Bacaan yang Diberikan –
----
GELORA.CO - Sudah lebih dari empat bulan berlalu sejak gempa berkekuatan 7,0 skala richter mengguncang Lombok. Namun, sejumlah warga yang menjadi korban selamat gempa masih ada yang belum merasakan realisasi janji Presiden Joko Widodo.
Sydney Morning Herald pekan lalu mengangkat kisah Akila, bayi berusia tiga bulan yang lahir dari keluarga korban selamat gempa Lombok. Dia lahir 9 September lalu, atau satu bulan pasca gempa terjadi.
Namun sejak lahir, Akila hanya mengenal tenda dan rumah sementara. Dia belum benar-benar merasakan rumah yang layak.
Seperti ribuan orang lainnya yang menjadi korban selamat gempa, Akila dan keluarganya masih menunggu bantuan sebesar 50 juta rupiah per rumah tangga dalam bantuan yang dijanjikan oleh Jokowi empat bulan lalu untuk membantu membangun kembali rumah mereka.
Sang ayah, Hanan, mengatakan bahwa dia saat ini telah kembali bekerja purna waktu di sebuah resor di Gili Trawangan. Namun bisnis pariwisata belum pulih karena jumlah wisatawan belum kembali seperti sebelum gempa terjadi.
"Kami sedang menunggu (untuk bantuan pemerintah). Saya bersyukur bahwa bayi perempuan saya atau siapa pun di keluarga saya tidak sakit karena tinggal di tenda atau rumah sementara," kata Hanan.
"Tapi itu (rumah sementara) bocor saat hujan, sangat panas di siang hari dan sangat dingin di malam hari. Ini tidak ideal. Kami tinggal di dekat lautan. (Ketika) angin kencang. Saya takut itu akan menerbangkan rumah kami saat ini," jelasnya.
Setelah berbulan-bulan tinggal di akomodasi sementara, Hanan menagih janji Jokowi.
"Tolong tepati janjimu, sudah berbulan-bulan sekarang," ujar Hannan yang tinggal di desa Pemenang.
Ismail, warga lain Pemenang, kini tinggal di rumah sementara yang dibangun oleh LSM Aksi Cepat Tanggap. Rumah sementara yang ditinggalinya merupakan satu dari 14 rumah sementara di desanya.
Rumah sementara ini memiliki satu kamar tidur dan ruang tamu, lembaran aluminium untuk atap dan tidak ada listrik. Terkadang ketika hujan air masuk ke dalam, karena ada celah antara dinding dan atap untuk ventilasi.
"Kami berterima kasih untuk itu, tapi ini hanya sementara. Kami masih menunggu bantuan pemerintah. Yang saya tahu adalah rumah kami telah terdaftar sebagai rusak parah," ujarnya.
Dia tidak menyalahkan Presiden, atau pemerintah pusat, atas penundaan rekonstruksi.
----
Butir Data –

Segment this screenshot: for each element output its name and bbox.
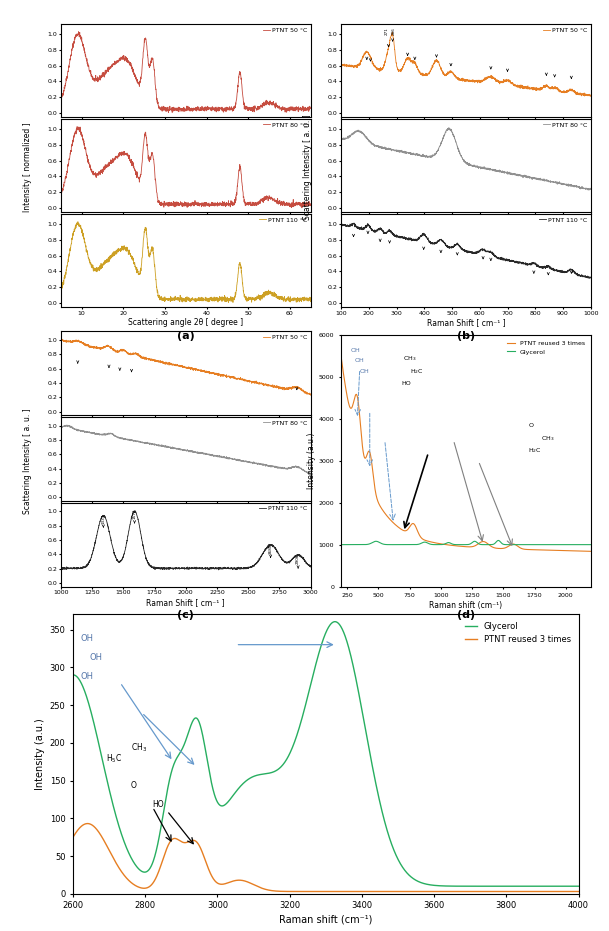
Text: OH: OH <box>90 653 102 662</box>
Text: CH$_3$: CH$_3$ <box>541 434 554 443</box>
Text: (d): (d) <box>457 610 475 620</box>
Text: 271: 271 <box>384 28 389 35</box>
Text: 2906: 2906 <box>296 554 300 564</box>
X-axis label: Raman shift (cm⁻¹): Raman shift (cm⁻¹) <box>429 601 502 610</box>
Text: (a): (a) <box>177 331 195 341</box>
Text: (c): (c) <box>177 610 194 620</box>
Legend: PTNT 50 °C: PTNT 50 °C <box>543 27 588 33</box>
X-axis label: Raman shift (cm⁻¹): Raman shift (cm⁻¹) <box>279 914 373 924</box>
Text: H$_2$C: H$_2$C <box>528 447 542 455</box>
Text: 286: 286 <box>392 28 396 35</box>
Legend: PTNT 80 °C: PTNT 80 °C <box>262 122 308 128</box>
Legend: Glycerol, PTNT reused 3 times: Glycerol, PTNT reused 3 times <box>462 618 574 647</box>
Legend: PTNT 80 °C: PTNT 80 °C <box>543 122 588 128</box>
Text: O: O <box>131 781 137 790</box>
Text: OH: OH <box>355 358 365 363</box>
Legend: PTNT reused 3 times, Glycerol: PTNT reused 3 times, Glycerol <box>505 338 588 358</box>
X-axis label: Scattering angle 2θ [ degree ]: Scattering angle 2θ [ degree ] <box>128 318 244 328</box>
Legend: PTNT 110 °C: PTNT 110 °C <box>259 217 308 223</box>
Text: Scattering Intensity [ a. u. ]: Scattering Intensity [ a. u. ] <box>23 408 32 514</box>
Legend: PTNT 50 °C: PTNT 50 °C <box>262 27 308 33</box>
Text: OH: OH <box>80 671 93 681</box>
Legend: PTNT 110 °C: PTNT 110 °C <box>259 506 308 511</box>
Legend: PTNT 110 °C: PTNT 110 °C <box>539 217 588 223</box>
Y-axis label: Intensity (a.u.): Intensity (a.u.) <box>35 718 46 790</box>
Text: OH: OH <box>351 348 361 353</box>
Text: Intensity [ normalized ]: Intensity [ normalized ] <box>23 123 32 212</box>
Text: 1333: 1333 <box>101 513 105 523</box>
Text: Scattering Intensity [ a. u. ]: Scattering Intensity [ a. u. ] <box>303 115 312 221</box>
Text: CH$_3$: CH$_3$ <box>404 355 417 363</box>
Text: HO: HO <box>152 800 164 809</box>
Text: H$_5$C: H$_5$C <box>105 752 122 765</box>
Text: HO: HO <box>401 382 410 386</box>
Text: 1572: 1572 <box>133 509 136 519</box>
Y-axis label: Intensity (a.u.): Intensity (a.u.) <box>307 433 315 489</box>
Text: H$_2$C: H$_2$C <box>410 367 423 376</box>
Text: OH: OH <box>80 634 93 643</box>
Legend: PTNT 80 °C: PTNT 80 °C <box>262 420 308 425</box>
Text: OH: OH <box>360 369 370 374</box>
X-axis label: Raman Shift [ cm⁻¹ ]: Raman Shift [ cm⁻¹ ] <box>146 598 225 607</box>
Text: O: O <box>528 424 533 428</box>
Legend: PTNT 50 °C: PTNT 50 °C <box>262 334 308 340</box>
Text: CH$_3$: CH$_3$ <box>131 741 147 754</box>
Text: (b): (b) <box>457 331 475 341</box>
X-axis label: Raman Shift [ cm⁻¹ ]: Raman Shift [ cm⁻¹ ] <box>426 318 505 328</box>
Text: 2680: 2680 <box>269 543 273 554</box>
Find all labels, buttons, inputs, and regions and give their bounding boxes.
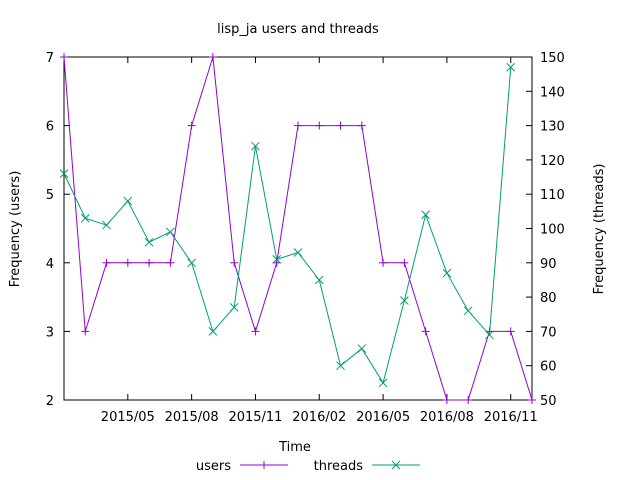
- series-users-point: [166, 258, 175, 267]
- legend-label-users: users: [196, 459, 231, 474]
- series-users-point: [102, 258, 111, 267]
- series-threads-point: [293, 248, 303, 257]
- y-right-tick-label: 70: [540, 325, 557, 340]
- series-threads-point: [166, 227, 175, 237]
- series-threads-line: [63, 67, 512, 385]
- y-right-tick-label: 50: [540, 394, 557, 409]
- series-threads-point: [80, 213, 90, 223]
- x-tick-label: 2016/05: [356, 410, 410, 425]
- series-users-point: [251, 327, 260, 336]
- y-axis-left-label: Frequency (users): [8, 171, 23, 288]
- series-threads-point: [208, 327, 218, 336]
- series-users-point: [336, 121, 345, 130]
- series-users-point: [145, 258, 154, 267]
- legend-marker-users: [260, 461, 268, 469]
- series-threads-point: [102, 220, 111, 230]
- series-users-point: [506, 327, 515, 336]
- series-threads-point: [272, 255, 282, 264]
- series-users-point: [208, 53, 217, 61]
- series-threads: [59, 62, 516, 388]
- series-threads-point: [314, 275, 324, 285]
- series-threads-point: [442, 268, 452, 278]
- series-users-point: [315, 121, 324, 130]
- series-threads-point: [506, 62, 516, 72]
- series-users-point: [187, 121, 196, 130]
- y-right-tick-label: 140: [540, 85, 565, 100]
- y-right-tick-label: 110: [540, 188, 565, 203]
- series-threads-point: [144, 237, 154, 247]
- x-axis-label: Time: [278, 440, 311, 455]
- x-tick-label: 2015/08: [165, 410, 219, 425]
- y-right-tick-label: 150: [540, 51, 565, 66]
- y-right-tick-label: 100: [540, 223, 565, 238]
- y-left-tick-label: 5: [46, 188, 54, 203]
- series-users-point: [379, 258, 388, 267]
- series-threads-point: [229, 303, 239, 312]
- series-users: [60, 53, 536, 404]
- y-left-tick-label: 4: [46, 257, 54, 272]
- y-axis-left-ticks: 2 3 4 5 6 7: [46, 51, 70, 409]
- series-threads-point: [187, 258, 196, 268]
- y-right-tick-label: 60: [540, 360, 557, 375]
- series-users-point: [464, 396, 473, 404]
- y-left-tick-label: 2: [46, 394, 54, 409]
- series-users-point: [60, 53, 68, 61]
- y-left-tick-label: 3: [46, 325, 54, 340]
- series-users-point: [528, 396, 536, 404]
- y-right-tick-label: 130: [540, 120, 565, 135]
- chart-title: lisp_ja users and threads: [217, 22, 379, 37]
- series-threads-point: [421, 210, 430, 220]
- legend: users threads: [196, 459, 420, 474]
- y-right-tick-label: 120: [540, 154, 565, 169]
- series-threads-point: [400, 296, 409, 305]
- series-users-point: [294, 121, 302, 130]
- y-right-tick-label: 90: [540, 257, 557, 272]
- series-threads-point: [336, 361, 345, 371]
- series-users-point: [230, 258, 239, 267]
- y-right-tick-label: 80: [540, 291, 557, 306]
- legend-label-threads: threads: [314, 459, 364, 474]
- y-left-tick-label: 6: [46, 120, 54, 135]
- y-axis-right-label: Frequency (threads): [592, 164, 607, 295]
- plot-frame: [63, 56, 533, 401]
- series-threads-point: [378, 378, 388, 388]
- series-users-point: [123, 258, 132, 267]
- x-tick-label: 2015/11: [228, 410, 282, 425]
- series-users-point: [421, 327, 430, 336]
- x-axis-ticks: 2015/05 2015/08 2015/11 2016/02 2016/05 2016/…: [101, 57, 538, 425]
- series-layer: [59, 53, 536, 404]
- series-threads-point: [485, 330, 494, 340]
- x-tick-label: 2016/02: [292, 410, 346, 425]
- series-threads-point: [251, 141, 260, 151]
- x-tick-label: 2016/08: [420, 410, 474, 425]
- series-users-point: [81, 327, 90, 336]
- series-users-point: [442, 396, 451, 404]
- series-threads-point: [123, 196, 133, 206]
- x-tick-label: 2015/05: [101, 410, 155, 425]
- series-users-point: [272, 258, 281, 267]
- y-left-tick-label: 7: [46, 51, 54, 66]
- series-threads-point: [463, 306, 473, 316]
- x-tick-label: 2016/11: [484, 410, 538, 425]
- legend-marker-threads: [391, 460, 401, 470]
- series-users-point: [400, 258, 409, 267]
- series-threads-point: [59, 169, 69, 178]
- series-users-line: [63, 56, 533, 401]
- y-axis-right-ticks: 50 60 70 80 90 100 110 120 130 140 150: [526, 51, 565, 409]
- series-users-point: [357, 121, 366, 130]
- series-threads-point: [357, 344, 367, 353]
----
Tugas dan Latihan –
1 - Ringkas artikel tentang korban gempa Lombok dalam dua kalimat.
2 - Teruskan artikel tentang korban gempa Lombok itu mulai sesudah kalimat terakhirnya.

Hasil per Tugas –
1 - Lebih dari empat bulan setelah gempa berkekuatan 7,0 skala richter mengguncang Lombok, ribuan korban selamat, termasuk keluarga bayi Akila, masih menunggu bantuan 50 juta rupiah per rumah tangga yang dijanjikan Presiden Joko Widodo untuk membangun kembali rumah mereka. Warga desa Pemenang seperti Hanan dan Ismail masih tinggal di rumah sementara yang bisa kemasukan air saat hujan, dan Hanan meminta Jokowi menepati janjinya.

2 -
"Saya tidak berpikir itu salah Jokowi, saya pikir itu adalah pemerintah lokal. Saya tidak tahu apa yang mereka lakukan, saya tidak mengerti mengapa itu begitu lama. Apa penahanannya?," sambungnya.
Amrulah sendiri bekerja di sebuah lokasi konstruksi di desanya di Nipah di Lombok utara.
Amrulah mengatakan, di Nipah, dia dan tetangganya belum menerima uang untuk membangun kembali rumah mereka.
"Tidak seorang pun di desa kami telah menerima apa pun yang saya ketahui. Mungkin Presiden telah menjadi miskin? Hampir semua orang di desa kehilangan rumah mereka. Tapi sampai sekarang, tidak ada apa-apa," katanya.
Diketahui bahwa gempa yang terjadi 5 Agustus lalu menghancurkan sekitar 229.229 rumah, 45 sekolah, 78 rumah ibadah, empat fasilitas kesehatan dan 3.818 fasilitas umum termasuk jalan, jembatan, lampu lalu lintas, kuburan dan lapangan olahraga. Perkiraan korban tewas terbaru adalah 623 orang.
Juru bicara Badan Nasional Penanggulangan Bencana Nasional Indonesia, Sutopo Purwo Nugroho, yang bertanggung jawab untuk menyalurkan uang bantuan, menyalahkan pemerintah lokal Lombok atas penundaan itu.
"Tidak semua orang yang rumahnya hancur telah menerima bantuan. BNPB telah mencairkan 1,5 triliun Rupiah sejauh stimulus (untuk membangun kembali) rumah-rumah. Tetapi pemerintah daerah belum memberikan semua uang kepada orang-orang. Lambatnya pengumpulan data telah menyebabkan penanganan yang lambat," jelasnya.
Sementara itu Bank Dunia menjanjikan 1,4 miliar dolar AS untuk pemulihan gempa Indonesia.
Dalam artikel yang sama, dia mengatakan bahwa pembangunan Rumah Instan Sederhana Sehat, atau Rumah Sehat Sederhana Instan (RISHA) yang merupakan rumah panel beton yang seharusnya dapat dibangun dengan cepat, saat ini berjalan terlalu lambat.
"Target (untuk rekonstruksi rumah) adalah 400 unit per hari, sebagaimana Wakil Presiden (Jusuf Kalla) telah mengarahkan. Hari ini hanya 26,5 unit per hari," kata Sutopo.
Data dari gugus tugas rekonstruksi di Lombok menunjukkan bahwa 4.151 keluarga sejauh ini telah meminta rumah RISHA dibangun untuk mereka, tetapi hanya 49 yang telah dibangun dan pembangunan 1.447 unit lainnya sedang berlangsung.
Sementara itu, 4.605 keluarga lainnya telah meminta rumah konvensional, tetapi hanya 25 yang telah dibangun dan 791 sedang dibangun.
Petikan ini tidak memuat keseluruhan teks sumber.